Stored items from a collection:
··········
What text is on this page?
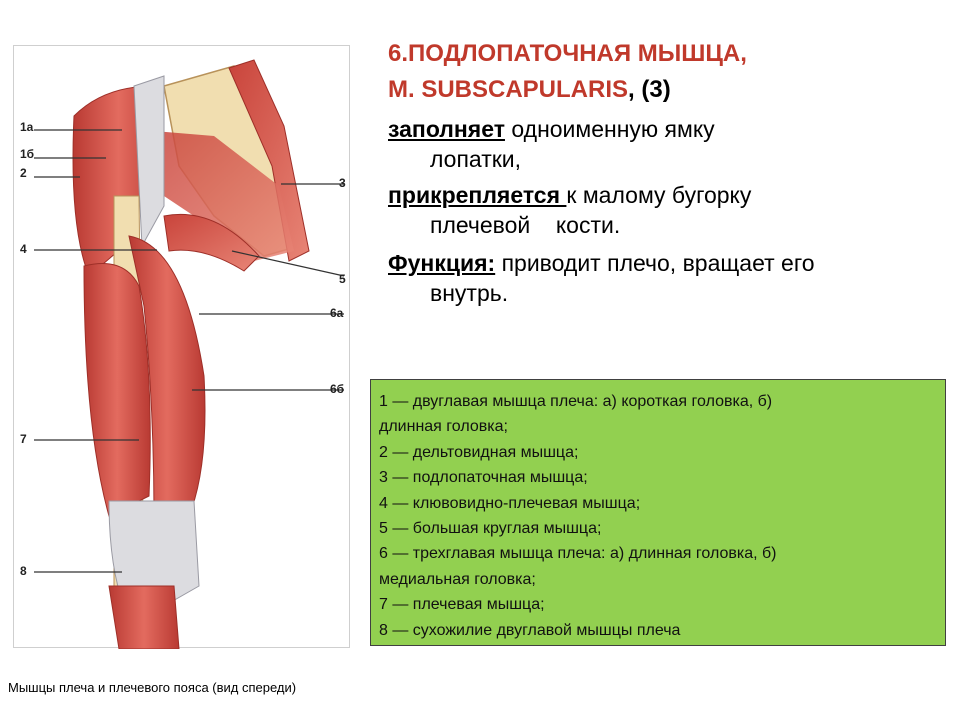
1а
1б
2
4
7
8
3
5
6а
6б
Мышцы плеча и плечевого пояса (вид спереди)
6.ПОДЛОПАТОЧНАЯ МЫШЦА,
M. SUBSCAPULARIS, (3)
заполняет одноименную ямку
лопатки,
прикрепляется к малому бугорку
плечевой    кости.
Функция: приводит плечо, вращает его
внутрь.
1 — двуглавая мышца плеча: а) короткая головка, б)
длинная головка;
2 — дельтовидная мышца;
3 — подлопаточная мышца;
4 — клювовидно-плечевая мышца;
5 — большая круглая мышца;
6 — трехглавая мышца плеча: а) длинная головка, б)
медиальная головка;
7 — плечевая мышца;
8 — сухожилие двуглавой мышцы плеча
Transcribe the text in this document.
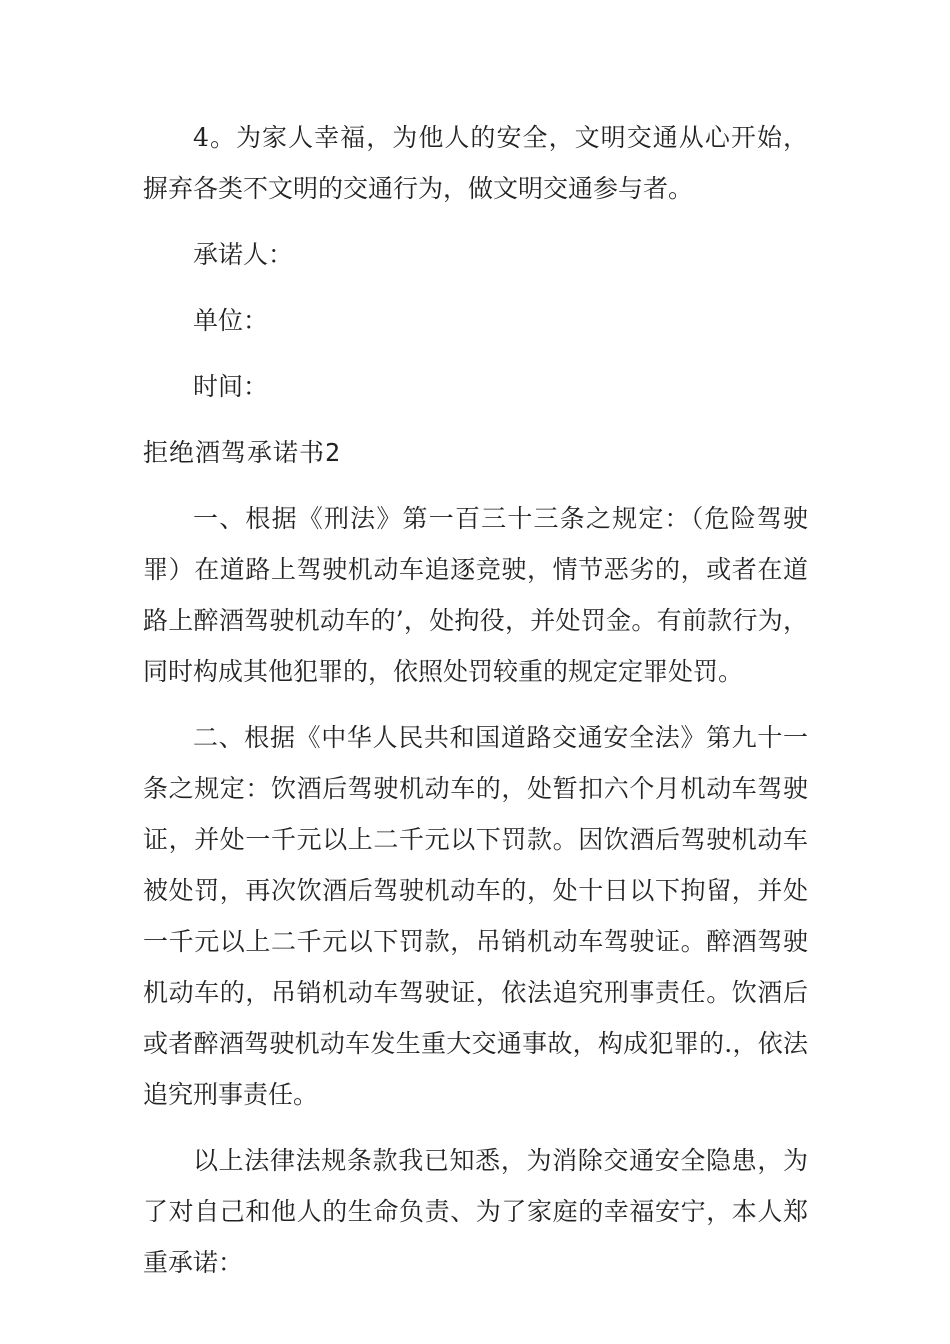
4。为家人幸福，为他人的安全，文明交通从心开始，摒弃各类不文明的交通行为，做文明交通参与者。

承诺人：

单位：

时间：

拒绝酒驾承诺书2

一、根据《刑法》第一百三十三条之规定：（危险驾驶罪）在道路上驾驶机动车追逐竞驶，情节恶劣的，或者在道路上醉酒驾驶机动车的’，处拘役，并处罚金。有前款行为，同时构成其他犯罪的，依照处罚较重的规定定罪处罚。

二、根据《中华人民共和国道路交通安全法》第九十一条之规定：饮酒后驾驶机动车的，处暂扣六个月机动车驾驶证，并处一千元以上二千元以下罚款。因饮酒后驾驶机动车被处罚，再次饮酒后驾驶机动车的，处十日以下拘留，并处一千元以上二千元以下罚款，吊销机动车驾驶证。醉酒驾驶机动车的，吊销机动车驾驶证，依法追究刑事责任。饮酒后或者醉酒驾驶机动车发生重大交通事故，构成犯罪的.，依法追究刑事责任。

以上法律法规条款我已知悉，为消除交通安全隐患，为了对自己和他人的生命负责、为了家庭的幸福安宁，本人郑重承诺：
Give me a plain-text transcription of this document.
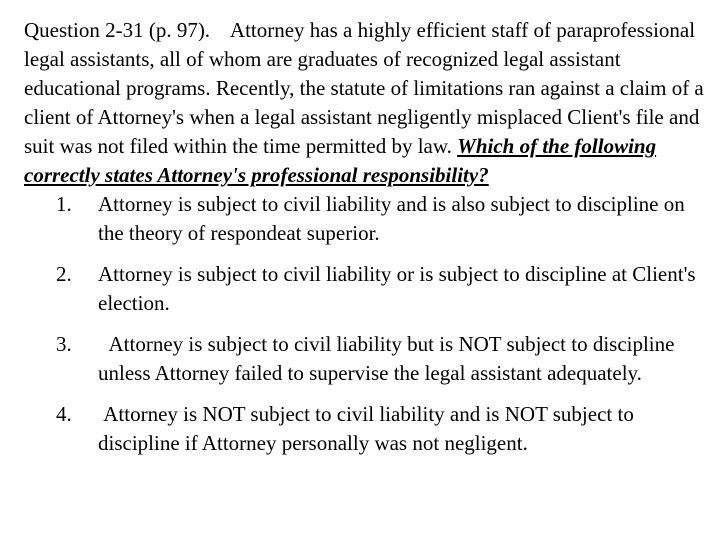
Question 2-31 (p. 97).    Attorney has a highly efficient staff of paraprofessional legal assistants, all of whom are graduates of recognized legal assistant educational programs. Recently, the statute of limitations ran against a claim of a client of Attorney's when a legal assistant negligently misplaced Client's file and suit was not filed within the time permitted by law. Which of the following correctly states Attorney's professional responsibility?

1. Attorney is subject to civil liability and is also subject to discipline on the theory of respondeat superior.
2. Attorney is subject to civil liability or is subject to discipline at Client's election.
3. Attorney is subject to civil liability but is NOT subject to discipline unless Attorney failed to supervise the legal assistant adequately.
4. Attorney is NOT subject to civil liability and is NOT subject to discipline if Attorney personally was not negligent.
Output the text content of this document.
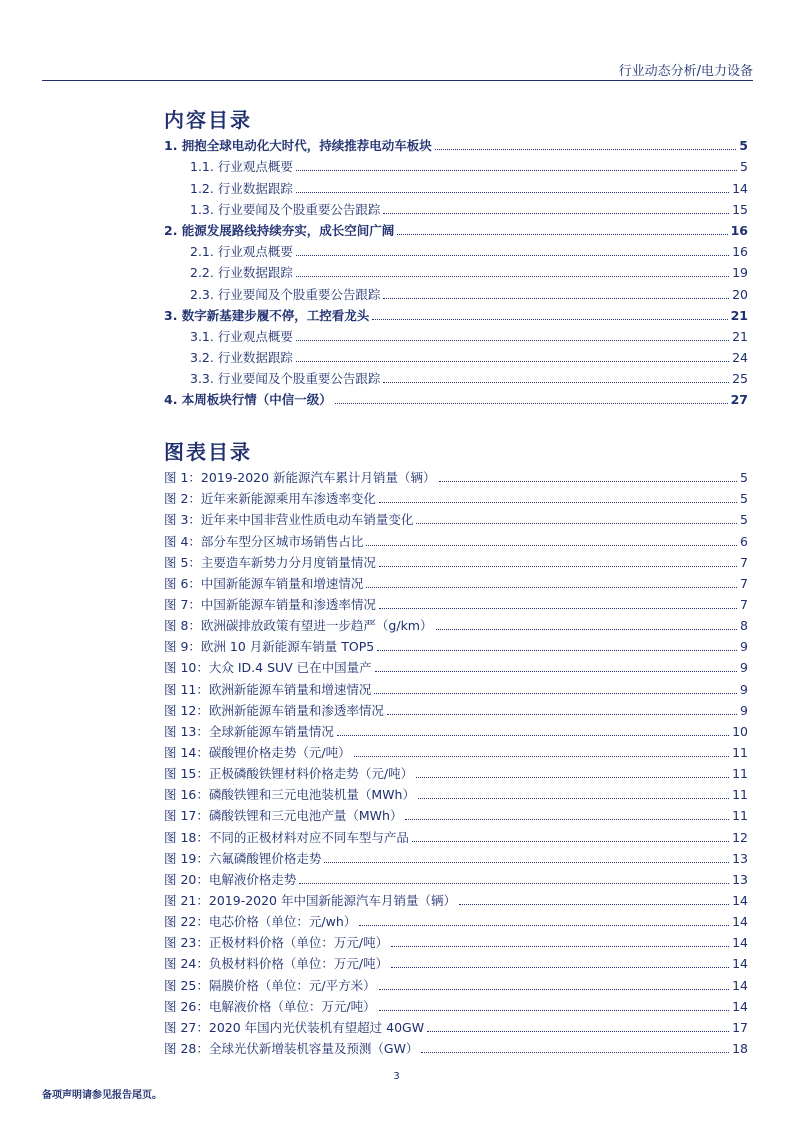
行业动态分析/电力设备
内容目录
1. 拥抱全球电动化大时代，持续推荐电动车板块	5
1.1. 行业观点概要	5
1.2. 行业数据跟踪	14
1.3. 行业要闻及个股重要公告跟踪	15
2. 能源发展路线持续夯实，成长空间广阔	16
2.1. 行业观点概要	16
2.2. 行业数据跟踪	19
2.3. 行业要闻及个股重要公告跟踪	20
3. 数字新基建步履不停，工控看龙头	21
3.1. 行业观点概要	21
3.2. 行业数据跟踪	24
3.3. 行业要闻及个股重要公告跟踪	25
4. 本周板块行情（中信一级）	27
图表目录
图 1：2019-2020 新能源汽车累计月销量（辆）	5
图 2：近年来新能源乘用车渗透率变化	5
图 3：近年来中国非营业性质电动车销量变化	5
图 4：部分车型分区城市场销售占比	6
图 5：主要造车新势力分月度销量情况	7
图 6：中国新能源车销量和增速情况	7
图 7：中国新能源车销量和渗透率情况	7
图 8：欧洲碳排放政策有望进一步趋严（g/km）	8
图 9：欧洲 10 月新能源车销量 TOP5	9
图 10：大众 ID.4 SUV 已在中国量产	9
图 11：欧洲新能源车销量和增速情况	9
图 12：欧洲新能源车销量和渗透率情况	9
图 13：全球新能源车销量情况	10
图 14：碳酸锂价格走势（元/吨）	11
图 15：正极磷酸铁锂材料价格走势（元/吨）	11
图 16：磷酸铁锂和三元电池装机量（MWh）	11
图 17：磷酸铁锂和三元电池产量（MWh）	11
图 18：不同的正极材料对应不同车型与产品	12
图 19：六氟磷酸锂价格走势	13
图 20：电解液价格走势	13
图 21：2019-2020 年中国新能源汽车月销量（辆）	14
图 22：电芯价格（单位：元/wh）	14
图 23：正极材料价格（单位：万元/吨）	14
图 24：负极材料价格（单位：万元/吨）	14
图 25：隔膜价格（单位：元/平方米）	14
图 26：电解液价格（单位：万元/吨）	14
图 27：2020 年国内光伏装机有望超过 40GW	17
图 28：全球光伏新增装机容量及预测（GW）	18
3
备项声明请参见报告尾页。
··········
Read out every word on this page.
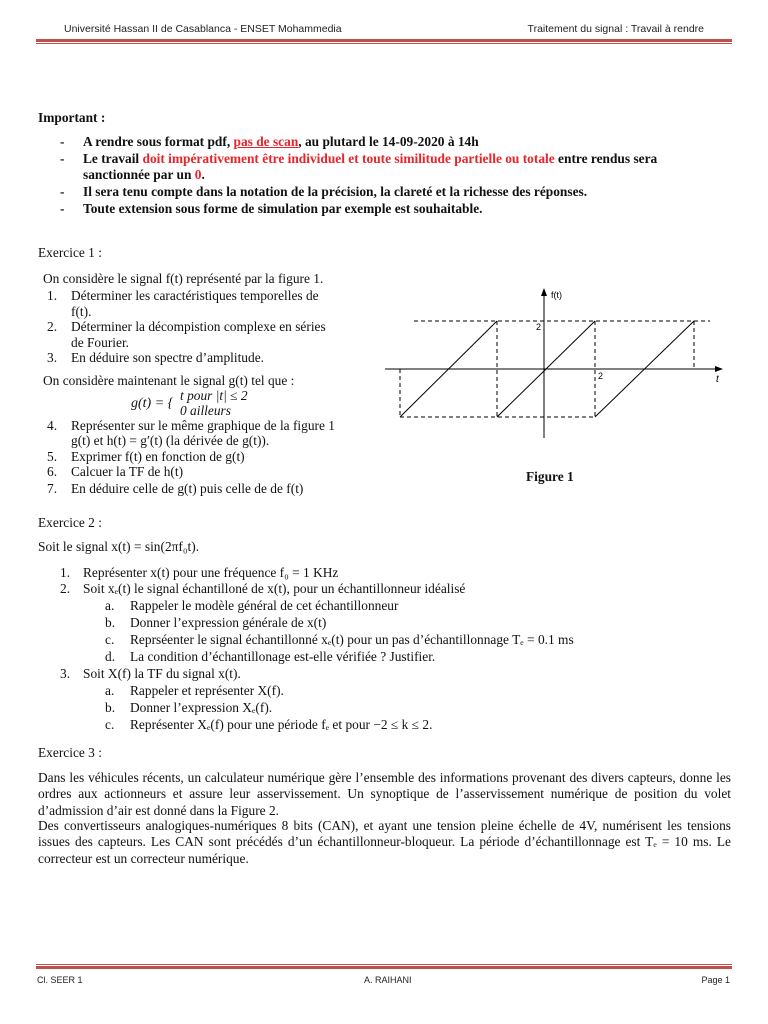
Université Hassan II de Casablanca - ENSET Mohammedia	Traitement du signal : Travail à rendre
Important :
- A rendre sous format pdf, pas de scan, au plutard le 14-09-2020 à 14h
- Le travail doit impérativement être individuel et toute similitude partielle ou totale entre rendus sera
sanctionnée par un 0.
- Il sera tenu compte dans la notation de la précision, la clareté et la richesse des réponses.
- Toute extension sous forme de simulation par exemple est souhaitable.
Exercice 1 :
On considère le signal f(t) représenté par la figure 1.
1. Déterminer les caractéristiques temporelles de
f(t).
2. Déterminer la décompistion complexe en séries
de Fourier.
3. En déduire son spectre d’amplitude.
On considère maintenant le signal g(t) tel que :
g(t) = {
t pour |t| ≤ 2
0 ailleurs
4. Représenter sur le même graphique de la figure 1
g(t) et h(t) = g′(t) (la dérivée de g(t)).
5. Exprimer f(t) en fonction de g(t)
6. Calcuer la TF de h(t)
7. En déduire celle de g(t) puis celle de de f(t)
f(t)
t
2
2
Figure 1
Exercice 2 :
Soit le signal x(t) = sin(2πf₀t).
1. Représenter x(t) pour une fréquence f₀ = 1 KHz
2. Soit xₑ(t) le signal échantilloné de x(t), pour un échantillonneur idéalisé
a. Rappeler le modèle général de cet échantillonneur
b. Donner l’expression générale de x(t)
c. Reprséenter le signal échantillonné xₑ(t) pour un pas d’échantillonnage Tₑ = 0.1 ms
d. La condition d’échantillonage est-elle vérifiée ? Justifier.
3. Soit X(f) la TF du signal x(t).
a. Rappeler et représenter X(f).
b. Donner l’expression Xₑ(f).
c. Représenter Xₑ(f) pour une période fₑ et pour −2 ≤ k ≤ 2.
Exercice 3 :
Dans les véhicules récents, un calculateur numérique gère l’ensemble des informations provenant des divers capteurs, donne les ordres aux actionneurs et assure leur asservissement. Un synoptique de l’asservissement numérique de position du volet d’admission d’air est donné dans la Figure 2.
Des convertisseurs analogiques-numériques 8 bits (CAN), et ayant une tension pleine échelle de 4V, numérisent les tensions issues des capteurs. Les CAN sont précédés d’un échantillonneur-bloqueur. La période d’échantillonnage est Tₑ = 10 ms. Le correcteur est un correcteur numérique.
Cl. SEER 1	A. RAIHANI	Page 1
··········
Using the entries above, return each line in which the word "période" occurs.

c. Représenter Xₑ(f) pour une période fₑ et pour −2 ≤ k ≤ 2.
Des convertisseurs analogiques-numériques 8 bits (CAN), et ayant une tension pleine échelle de 4V, numérisent les tensions issues des capteurs. Les CAN sont précédés d’un échantillonneur-bloqueur. La période d’échantillonnage est Tₑ = 10 ms. Le correcteur est un correcteur numérique.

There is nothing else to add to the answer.